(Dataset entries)

=== Begin Enclosure ===

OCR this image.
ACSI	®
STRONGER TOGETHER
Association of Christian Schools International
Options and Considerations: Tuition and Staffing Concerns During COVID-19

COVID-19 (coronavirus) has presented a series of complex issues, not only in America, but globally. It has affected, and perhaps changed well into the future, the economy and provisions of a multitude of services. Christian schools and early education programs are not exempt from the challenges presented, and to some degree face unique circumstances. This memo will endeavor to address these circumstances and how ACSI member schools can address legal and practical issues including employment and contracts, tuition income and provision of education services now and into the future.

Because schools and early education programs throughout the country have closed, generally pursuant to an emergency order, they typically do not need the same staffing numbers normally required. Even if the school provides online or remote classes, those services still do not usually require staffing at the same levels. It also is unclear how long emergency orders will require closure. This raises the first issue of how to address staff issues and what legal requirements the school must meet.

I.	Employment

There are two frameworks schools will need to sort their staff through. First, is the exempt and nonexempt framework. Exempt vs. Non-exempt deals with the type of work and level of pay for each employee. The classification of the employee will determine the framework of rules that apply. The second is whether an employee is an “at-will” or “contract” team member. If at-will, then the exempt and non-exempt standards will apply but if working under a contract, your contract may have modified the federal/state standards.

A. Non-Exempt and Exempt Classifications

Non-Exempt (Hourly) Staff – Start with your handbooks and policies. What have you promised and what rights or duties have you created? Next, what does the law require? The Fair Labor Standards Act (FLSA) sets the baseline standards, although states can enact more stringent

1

=== End Enclosure ===

> [Assigned task] From the entries, copy every line in which the word "address" occurs.

> [Response to this exercise]
COVID-19 (coronavirus) has presented a series of complex issues, not only in America, but globally. It has affected, and perhaps changed well into the future, the economy and provisions of a multitude of services. Christian schools and early education programs are not exempt from the challenges presented, and to some degree face unique circumstances. This memo will endeavor to address these circumstances and how ACSI member schools can address legal and practical issues including employment and contracts, tuition income and provision of education services now and into the future.
Because schools and early education programs throughout the country have closed, generally pursuant to an emergency order, they typically do not need the same staffing numbers normally required. Even if the school provides online or remote classes, those services still do not usually require staffing at the same levels. It also is unclear how long emergency orders will require closure. This raises the first issue of how to address staff issues and what legal requirements the school must meet.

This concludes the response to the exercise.